--- Task inputs ---

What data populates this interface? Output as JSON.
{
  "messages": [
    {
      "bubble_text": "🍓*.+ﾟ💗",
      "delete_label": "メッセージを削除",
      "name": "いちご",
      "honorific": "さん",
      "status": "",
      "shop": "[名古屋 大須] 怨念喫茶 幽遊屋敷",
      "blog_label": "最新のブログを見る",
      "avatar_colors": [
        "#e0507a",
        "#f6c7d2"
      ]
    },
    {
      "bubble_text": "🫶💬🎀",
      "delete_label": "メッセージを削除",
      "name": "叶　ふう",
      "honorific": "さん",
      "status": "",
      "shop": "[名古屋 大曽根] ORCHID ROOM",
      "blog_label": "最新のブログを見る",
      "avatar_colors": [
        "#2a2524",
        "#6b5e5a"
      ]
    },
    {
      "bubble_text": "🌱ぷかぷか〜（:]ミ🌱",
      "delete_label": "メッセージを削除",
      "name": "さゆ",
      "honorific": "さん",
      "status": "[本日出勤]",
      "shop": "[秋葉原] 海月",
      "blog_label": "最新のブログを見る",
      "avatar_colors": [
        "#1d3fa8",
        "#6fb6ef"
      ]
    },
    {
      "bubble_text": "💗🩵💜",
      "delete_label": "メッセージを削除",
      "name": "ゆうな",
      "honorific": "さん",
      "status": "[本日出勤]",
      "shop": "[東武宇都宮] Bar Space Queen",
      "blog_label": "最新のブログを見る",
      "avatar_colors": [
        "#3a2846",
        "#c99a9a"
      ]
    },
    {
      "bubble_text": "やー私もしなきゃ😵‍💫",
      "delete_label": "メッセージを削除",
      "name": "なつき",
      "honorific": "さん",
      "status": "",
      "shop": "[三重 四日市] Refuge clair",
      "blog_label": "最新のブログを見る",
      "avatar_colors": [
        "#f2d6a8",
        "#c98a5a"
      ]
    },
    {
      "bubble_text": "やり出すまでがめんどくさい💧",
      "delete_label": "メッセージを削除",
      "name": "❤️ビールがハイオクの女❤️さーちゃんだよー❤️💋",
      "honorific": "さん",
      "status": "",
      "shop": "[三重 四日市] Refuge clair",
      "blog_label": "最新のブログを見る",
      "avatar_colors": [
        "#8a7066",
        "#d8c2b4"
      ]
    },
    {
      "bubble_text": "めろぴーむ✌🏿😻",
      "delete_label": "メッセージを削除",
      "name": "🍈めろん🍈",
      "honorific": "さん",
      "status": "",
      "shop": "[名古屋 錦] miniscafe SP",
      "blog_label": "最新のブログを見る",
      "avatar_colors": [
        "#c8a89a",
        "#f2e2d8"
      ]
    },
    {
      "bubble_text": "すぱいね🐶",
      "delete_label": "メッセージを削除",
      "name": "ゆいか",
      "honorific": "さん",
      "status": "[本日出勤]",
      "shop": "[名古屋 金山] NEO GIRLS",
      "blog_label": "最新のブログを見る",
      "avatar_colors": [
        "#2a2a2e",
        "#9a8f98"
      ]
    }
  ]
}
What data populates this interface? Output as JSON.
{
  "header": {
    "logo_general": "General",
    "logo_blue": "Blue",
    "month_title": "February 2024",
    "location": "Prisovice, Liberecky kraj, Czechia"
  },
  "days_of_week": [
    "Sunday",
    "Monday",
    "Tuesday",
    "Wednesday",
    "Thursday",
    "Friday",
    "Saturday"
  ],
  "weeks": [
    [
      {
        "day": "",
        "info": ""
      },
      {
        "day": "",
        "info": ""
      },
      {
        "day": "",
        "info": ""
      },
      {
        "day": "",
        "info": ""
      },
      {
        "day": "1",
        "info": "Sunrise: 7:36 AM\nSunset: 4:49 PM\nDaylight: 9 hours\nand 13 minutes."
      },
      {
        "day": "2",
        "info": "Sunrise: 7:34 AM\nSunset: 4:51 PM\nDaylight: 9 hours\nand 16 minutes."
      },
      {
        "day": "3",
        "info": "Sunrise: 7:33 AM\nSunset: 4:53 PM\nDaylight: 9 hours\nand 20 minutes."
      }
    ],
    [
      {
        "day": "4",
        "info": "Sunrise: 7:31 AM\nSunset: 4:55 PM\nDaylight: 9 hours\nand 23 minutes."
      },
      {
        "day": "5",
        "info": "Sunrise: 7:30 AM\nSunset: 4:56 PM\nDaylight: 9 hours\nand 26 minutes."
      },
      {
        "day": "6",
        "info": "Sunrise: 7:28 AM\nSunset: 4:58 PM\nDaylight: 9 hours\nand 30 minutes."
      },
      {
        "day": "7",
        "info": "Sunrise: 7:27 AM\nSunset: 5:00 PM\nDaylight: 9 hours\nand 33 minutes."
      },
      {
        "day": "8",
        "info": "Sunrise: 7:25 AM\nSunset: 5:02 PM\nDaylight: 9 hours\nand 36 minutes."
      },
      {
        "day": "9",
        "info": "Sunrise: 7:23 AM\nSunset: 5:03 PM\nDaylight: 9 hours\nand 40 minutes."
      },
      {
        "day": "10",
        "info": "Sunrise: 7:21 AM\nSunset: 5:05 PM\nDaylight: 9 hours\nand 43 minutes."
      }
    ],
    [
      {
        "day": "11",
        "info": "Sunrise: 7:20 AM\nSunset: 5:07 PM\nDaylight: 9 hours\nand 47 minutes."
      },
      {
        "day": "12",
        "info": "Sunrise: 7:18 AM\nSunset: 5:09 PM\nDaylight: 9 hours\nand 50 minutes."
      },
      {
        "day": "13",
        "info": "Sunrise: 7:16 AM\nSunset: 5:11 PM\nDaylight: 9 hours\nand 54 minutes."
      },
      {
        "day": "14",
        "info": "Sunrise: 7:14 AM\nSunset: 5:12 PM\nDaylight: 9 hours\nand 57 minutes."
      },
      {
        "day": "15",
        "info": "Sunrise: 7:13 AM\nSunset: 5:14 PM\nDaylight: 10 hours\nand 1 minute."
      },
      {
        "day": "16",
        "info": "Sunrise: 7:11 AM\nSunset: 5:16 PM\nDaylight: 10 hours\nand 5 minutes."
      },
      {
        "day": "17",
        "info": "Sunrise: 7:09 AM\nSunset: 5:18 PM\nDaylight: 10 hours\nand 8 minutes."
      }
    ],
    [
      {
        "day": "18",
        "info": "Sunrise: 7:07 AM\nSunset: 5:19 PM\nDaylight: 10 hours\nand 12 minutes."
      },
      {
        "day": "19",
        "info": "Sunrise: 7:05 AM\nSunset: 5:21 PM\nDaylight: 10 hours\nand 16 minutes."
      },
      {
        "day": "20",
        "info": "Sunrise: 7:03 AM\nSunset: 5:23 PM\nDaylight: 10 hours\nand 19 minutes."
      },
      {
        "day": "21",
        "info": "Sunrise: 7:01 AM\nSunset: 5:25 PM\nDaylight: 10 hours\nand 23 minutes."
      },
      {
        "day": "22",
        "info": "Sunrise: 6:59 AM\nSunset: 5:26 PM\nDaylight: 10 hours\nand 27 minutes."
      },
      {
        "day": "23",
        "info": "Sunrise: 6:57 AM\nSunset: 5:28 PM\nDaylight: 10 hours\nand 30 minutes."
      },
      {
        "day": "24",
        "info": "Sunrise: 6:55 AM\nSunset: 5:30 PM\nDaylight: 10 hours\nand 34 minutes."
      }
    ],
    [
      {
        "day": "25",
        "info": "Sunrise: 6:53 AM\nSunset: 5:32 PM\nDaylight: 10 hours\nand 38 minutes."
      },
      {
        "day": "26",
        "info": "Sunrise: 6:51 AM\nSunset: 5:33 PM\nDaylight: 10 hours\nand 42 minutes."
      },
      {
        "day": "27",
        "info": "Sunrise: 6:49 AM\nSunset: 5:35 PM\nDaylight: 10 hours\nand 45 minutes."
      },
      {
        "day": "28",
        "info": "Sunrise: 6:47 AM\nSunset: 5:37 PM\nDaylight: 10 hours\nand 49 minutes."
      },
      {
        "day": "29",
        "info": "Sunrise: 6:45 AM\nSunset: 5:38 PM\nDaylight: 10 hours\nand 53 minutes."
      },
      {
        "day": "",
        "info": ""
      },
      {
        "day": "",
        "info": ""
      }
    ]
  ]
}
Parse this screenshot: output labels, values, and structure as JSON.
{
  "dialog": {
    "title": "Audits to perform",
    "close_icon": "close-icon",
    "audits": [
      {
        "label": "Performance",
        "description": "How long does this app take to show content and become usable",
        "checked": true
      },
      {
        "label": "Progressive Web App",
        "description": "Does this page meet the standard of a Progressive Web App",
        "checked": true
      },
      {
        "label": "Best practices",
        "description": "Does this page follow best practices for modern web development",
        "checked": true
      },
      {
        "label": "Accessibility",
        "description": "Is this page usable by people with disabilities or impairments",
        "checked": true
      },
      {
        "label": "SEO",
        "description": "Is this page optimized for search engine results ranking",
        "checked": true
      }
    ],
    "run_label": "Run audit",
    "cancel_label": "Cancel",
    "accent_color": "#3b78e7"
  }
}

---

Directions for this task: Above are the records. Identify each line that contains the word "Progressive".

In response:
        "label": "Progressive Web App",
        "description": "Does this page meet the standard of a Progressive Web App",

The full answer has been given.